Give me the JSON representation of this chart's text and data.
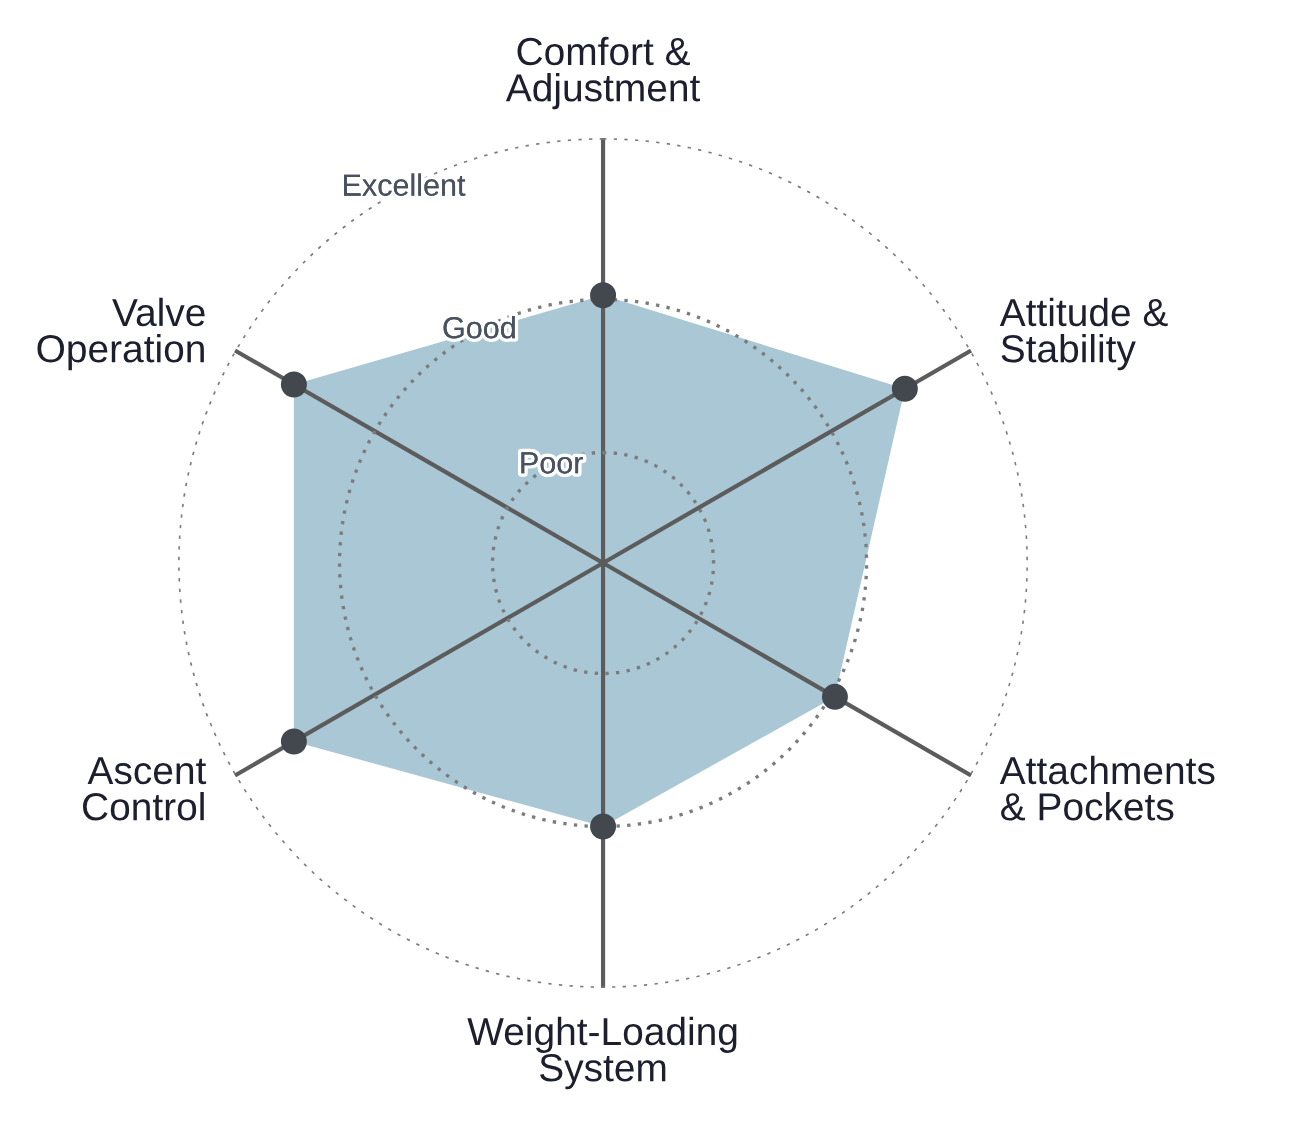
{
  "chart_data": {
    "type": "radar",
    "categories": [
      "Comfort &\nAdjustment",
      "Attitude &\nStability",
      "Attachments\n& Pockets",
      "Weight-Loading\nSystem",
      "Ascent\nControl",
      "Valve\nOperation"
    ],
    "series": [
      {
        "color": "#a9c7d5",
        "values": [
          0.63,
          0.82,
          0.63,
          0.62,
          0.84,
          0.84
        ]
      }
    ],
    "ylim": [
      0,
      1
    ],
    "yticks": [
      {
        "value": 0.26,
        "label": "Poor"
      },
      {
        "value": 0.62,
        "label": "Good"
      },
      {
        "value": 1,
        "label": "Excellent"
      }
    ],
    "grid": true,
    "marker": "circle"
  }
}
++++++++
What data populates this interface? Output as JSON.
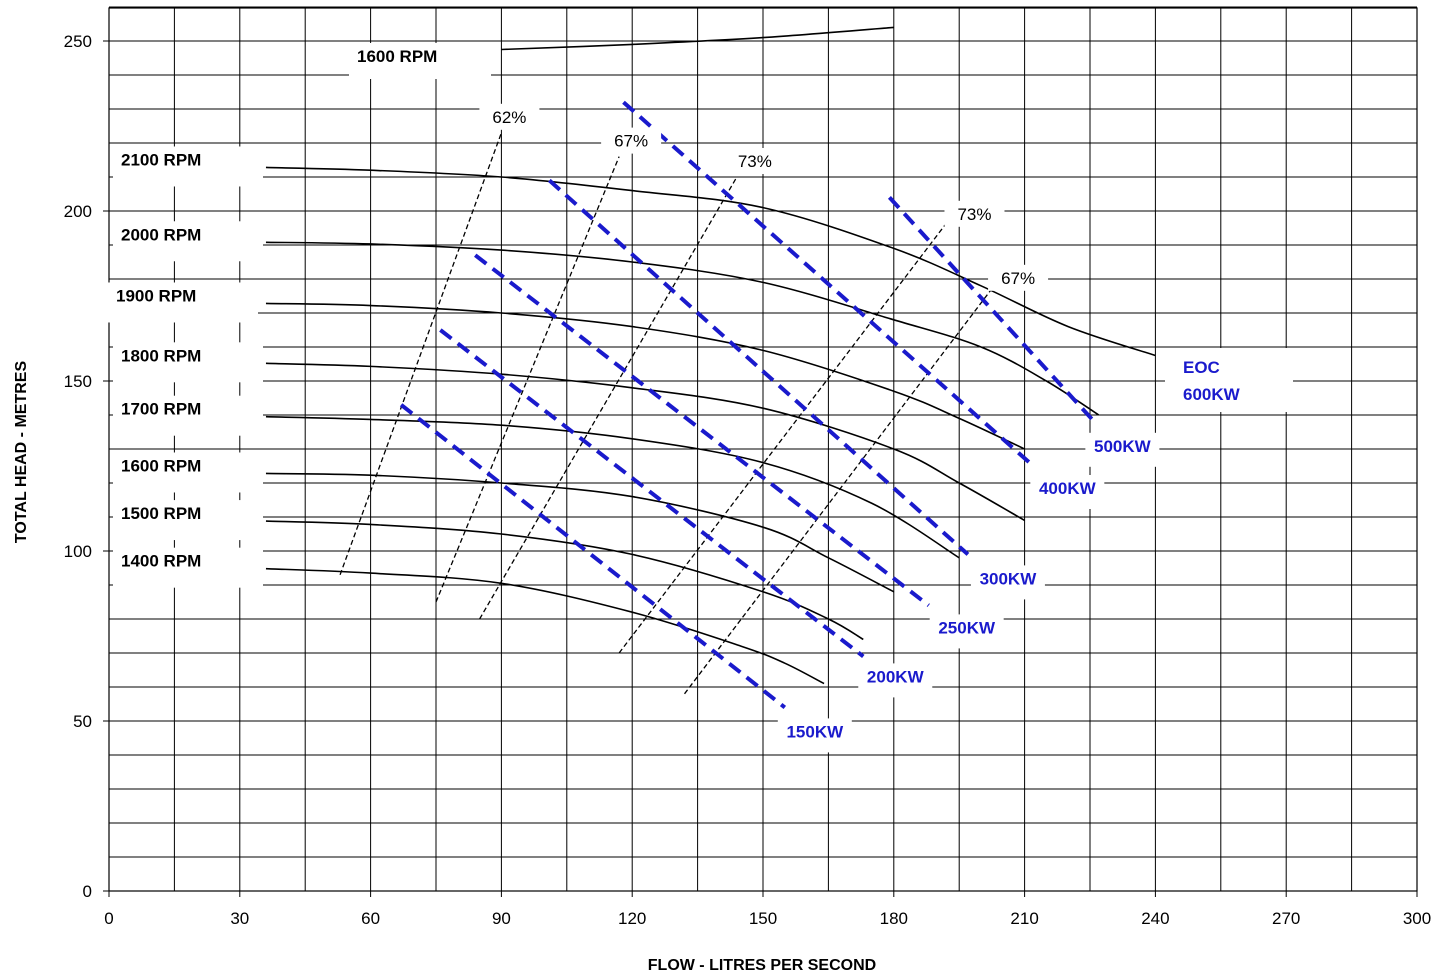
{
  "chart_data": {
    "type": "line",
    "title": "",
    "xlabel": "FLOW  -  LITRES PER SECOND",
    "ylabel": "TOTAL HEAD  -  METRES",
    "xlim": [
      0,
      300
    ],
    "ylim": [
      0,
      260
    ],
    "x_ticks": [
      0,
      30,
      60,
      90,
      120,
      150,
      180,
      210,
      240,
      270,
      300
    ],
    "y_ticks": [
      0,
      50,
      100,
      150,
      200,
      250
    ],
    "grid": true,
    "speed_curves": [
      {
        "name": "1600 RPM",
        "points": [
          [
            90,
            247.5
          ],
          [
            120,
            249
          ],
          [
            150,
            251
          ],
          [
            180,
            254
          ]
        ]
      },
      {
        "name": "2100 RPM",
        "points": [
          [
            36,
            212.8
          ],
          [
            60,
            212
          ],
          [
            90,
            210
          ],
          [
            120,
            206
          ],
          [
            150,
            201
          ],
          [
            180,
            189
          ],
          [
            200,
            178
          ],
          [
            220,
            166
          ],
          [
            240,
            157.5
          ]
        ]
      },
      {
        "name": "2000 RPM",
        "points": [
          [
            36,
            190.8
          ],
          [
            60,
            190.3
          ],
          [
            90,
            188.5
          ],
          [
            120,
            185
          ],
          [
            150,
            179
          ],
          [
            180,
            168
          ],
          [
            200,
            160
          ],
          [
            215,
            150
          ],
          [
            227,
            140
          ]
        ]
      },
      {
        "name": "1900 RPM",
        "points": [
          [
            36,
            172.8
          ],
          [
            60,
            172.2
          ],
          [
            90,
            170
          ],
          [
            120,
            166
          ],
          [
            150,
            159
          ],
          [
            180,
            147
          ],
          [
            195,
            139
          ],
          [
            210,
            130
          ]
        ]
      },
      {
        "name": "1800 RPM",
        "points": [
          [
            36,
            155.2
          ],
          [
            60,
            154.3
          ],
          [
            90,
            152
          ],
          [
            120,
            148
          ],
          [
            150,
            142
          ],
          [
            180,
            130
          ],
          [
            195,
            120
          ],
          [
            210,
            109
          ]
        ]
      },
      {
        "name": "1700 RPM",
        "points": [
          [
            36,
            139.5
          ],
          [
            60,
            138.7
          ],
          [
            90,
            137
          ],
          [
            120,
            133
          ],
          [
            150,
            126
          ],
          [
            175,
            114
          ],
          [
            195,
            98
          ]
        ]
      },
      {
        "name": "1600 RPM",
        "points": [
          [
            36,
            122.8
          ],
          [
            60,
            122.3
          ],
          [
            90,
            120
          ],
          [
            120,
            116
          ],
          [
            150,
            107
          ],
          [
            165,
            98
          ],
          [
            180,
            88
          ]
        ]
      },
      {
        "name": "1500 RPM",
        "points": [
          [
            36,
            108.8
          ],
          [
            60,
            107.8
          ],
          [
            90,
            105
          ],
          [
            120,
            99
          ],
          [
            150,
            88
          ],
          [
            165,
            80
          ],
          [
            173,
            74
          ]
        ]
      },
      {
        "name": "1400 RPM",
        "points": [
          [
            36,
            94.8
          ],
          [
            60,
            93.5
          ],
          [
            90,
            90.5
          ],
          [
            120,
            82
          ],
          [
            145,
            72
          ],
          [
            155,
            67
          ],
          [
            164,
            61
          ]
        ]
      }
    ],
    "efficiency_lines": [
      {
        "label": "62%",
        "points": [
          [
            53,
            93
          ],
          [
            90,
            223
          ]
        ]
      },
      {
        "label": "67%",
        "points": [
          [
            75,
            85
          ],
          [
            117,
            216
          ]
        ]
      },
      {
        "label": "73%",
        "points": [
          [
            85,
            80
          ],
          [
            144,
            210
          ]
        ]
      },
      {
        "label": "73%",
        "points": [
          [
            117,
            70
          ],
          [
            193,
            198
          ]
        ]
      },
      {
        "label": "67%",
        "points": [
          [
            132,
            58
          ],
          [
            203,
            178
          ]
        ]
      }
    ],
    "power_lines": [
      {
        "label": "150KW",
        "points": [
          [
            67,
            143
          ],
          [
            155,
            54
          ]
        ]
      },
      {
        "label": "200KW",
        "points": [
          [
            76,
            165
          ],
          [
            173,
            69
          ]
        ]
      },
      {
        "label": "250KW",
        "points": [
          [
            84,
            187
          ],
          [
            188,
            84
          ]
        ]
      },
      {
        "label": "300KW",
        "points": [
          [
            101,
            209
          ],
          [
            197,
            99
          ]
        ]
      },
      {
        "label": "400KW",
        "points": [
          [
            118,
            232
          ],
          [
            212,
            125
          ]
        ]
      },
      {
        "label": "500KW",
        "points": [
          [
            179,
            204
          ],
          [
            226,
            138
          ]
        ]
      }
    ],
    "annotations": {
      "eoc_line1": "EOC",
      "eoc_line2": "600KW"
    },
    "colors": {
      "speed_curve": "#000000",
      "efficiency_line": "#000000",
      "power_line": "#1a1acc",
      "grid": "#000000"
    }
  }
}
++++++++
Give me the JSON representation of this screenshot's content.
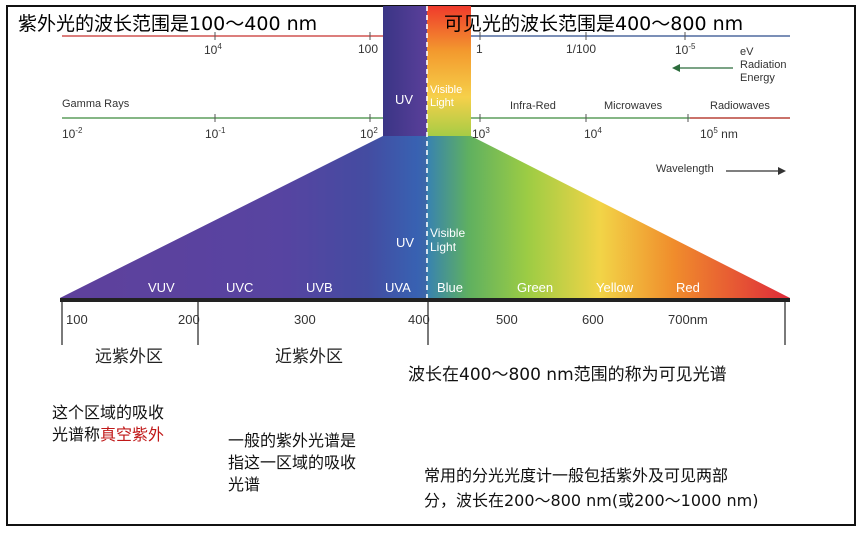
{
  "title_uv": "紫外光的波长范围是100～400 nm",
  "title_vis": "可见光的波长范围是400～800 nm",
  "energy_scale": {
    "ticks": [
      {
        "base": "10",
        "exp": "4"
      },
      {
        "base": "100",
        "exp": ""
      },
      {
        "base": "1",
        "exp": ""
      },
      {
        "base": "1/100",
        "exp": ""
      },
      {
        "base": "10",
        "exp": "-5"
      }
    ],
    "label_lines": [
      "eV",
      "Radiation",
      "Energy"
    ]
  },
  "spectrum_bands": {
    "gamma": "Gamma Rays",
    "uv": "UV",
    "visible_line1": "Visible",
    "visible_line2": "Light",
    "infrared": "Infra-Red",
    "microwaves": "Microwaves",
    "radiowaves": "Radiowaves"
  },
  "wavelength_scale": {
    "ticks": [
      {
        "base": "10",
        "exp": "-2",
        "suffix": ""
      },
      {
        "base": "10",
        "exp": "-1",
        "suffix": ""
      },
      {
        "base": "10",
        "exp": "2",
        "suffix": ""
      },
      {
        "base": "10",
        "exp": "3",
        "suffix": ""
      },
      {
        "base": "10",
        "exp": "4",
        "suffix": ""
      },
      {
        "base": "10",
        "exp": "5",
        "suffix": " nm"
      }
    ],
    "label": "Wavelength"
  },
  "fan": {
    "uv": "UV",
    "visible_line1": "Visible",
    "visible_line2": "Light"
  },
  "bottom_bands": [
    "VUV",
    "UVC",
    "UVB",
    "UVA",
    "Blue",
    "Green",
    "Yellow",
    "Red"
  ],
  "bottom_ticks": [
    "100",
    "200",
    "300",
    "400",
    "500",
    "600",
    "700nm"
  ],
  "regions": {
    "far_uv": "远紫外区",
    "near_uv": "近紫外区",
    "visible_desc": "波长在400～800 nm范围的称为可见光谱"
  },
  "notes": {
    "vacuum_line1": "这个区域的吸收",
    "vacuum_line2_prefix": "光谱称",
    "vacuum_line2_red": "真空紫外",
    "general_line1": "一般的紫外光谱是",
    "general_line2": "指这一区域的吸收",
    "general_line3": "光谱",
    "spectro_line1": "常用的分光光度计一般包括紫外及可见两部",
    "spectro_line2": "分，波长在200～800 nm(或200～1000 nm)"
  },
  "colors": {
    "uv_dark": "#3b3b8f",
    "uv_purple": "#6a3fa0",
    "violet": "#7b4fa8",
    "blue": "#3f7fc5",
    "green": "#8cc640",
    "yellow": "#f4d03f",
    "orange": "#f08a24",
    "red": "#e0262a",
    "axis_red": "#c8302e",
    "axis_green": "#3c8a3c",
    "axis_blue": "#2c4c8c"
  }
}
++++++++
From the entries above, copy every line that holds the word "Light".

    "visible_line2": "Light",
    "visible_line2": "Light"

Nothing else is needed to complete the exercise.